## [Work to be completed]
Print the data from the very first line through the line that contains "density-point-rtofs-p <box>1035 464", including both of those lines, and keep every line unchanged.

============================================================

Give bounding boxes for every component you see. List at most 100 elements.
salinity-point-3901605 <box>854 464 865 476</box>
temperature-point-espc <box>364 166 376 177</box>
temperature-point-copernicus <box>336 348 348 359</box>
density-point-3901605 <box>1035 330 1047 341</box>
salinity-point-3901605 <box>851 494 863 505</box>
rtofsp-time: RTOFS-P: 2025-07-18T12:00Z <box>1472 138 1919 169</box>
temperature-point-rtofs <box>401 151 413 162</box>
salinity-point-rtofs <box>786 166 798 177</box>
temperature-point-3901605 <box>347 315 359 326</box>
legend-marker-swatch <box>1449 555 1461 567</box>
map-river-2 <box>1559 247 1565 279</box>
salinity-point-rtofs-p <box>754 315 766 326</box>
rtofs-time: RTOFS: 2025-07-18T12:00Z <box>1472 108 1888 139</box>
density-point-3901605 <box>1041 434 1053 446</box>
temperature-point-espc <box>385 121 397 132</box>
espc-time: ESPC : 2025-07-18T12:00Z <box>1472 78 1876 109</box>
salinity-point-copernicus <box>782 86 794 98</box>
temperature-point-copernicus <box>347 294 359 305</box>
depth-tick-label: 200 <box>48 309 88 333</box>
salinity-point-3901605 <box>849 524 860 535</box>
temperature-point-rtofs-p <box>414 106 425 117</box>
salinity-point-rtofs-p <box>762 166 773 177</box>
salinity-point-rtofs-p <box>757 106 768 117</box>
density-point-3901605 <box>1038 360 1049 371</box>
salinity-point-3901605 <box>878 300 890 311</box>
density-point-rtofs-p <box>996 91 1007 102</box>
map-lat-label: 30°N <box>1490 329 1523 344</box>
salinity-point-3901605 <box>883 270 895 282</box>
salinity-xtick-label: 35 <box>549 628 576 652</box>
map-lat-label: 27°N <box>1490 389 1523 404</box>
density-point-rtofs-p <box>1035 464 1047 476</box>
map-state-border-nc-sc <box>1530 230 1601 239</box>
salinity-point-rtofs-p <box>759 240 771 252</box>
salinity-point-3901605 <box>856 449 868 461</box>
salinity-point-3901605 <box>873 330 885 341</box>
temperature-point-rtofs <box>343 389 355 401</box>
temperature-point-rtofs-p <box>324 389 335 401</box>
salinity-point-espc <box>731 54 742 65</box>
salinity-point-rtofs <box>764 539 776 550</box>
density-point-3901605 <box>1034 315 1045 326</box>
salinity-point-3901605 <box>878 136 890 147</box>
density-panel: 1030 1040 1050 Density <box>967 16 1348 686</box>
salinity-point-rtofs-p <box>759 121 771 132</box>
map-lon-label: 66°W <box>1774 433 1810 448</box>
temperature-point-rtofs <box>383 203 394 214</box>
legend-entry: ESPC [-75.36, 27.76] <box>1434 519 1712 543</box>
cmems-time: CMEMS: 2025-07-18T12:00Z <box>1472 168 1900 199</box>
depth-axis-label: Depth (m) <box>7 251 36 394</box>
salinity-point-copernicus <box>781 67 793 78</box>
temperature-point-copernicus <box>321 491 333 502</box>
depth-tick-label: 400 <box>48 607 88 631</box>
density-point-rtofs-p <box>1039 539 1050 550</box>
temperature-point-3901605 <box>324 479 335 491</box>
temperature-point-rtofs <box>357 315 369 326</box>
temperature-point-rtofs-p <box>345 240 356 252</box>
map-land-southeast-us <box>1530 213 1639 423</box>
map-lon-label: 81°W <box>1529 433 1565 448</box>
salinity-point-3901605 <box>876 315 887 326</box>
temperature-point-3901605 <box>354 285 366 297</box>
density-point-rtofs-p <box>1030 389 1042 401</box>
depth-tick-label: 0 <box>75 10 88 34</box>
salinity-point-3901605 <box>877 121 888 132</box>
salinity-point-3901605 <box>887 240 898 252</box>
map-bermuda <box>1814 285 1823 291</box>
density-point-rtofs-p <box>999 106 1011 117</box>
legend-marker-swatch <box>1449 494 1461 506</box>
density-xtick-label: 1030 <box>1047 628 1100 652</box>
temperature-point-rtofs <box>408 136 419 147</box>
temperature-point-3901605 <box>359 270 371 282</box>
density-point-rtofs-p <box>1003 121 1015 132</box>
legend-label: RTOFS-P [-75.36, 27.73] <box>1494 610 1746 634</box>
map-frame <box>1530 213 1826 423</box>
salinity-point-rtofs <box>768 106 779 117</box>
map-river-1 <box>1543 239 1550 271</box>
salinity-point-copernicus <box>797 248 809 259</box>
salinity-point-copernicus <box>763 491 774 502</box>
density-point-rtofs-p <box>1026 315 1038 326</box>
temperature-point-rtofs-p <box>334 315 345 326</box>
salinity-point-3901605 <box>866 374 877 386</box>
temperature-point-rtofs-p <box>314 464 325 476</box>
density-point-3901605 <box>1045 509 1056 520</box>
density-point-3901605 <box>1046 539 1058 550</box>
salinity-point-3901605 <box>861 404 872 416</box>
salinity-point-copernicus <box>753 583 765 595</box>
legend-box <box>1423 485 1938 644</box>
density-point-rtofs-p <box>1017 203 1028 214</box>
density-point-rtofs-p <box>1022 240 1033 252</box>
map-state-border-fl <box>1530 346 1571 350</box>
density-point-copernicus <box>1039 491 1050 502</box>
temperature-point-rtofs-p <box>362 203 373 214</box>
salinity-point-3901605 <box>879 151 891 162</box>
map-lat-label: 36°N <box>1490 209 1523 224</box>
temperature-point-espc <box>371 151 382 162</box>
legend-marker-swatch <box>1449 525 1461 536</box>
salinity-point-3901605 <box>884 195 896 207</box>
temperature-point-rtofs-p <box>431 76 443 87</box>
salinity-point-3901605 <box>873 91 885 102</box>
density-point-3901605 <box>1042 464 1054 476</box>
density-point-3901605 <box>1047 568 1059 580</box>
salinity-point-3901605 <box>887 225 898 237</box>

============================================================

## [Reply to the exercise]
Give bounding boxes for every component you see. List at most 100 elements.
salinity-point-3901605 <box>854 464 865 476</box>
temperature-point-espc <box>364 166 376 177</box>
temperature-point-copernicus <box>336 348 348 359</box>
density-point-3901605 <box>1035 330 1047 341</box>
salinity-point-3901605 <box>851 494 863 505</box>
rtofsp-time: RTOFS-P: 2025-07-18T12:00Z <box>1472 138 1919 169</box>
temperature-point-rtofs <box>401 151 413 162</box>
salinity-point-rtofs <box>786 166 798 177</box>
temperature-point-3901605 <box>347 315 359 326</box>
legend-marker-swatch <box>1449 555 1461 567</box>
map-river-2 <box>1559 247 1565 279</box>
salinity-point-rtofs-p <box>754 315 766 326</box>
rtofs-time: RTOFS: 2025-07-18T12:00Z <box>1472 108 1888 139</box>
density-point-3901605 <box>1041 434 1053 446</box>
temperature-point-espc <box>385 121 397 132</box>
espc-time: ESPC : 2025-07-18T12:00Z <box>1472 78 1876 109</box>
salinity-point-copernicus <box>782 86 794 98</box>
temperature-point-copernicus <box>347 294 359 305</box>
depth-tick-label: 200 <box>48 309 88 333</box>
salinity-point-3901605 <box>849 524 860 535</box>
temperature-point-rtofs-p <box>414 106 425 117</box>
salinity-point-rtofs-p <box>762 166 773 177</box>
salinity-point-rtofs-p <box>757 106 768 117</box>
density-point-3901605 <box>1038 360 1049 371</box>
salinity-point-3901605 <box>878 300 890 311</box>
density-point-rtofs-p <box>996 91 1007 102</box>
map-lat-label: 30°N <box>1490 329 1523 344</box>
salinity-point-3901605 <box>883 270 895 282</box>
salinity-xtick-label: 35 <box>549 628 576 652</box>
map-lat-label: 27°N <box>1490 389 1523 404</box>
density-point-rtofs-p <box>1035 464 1047 476</box>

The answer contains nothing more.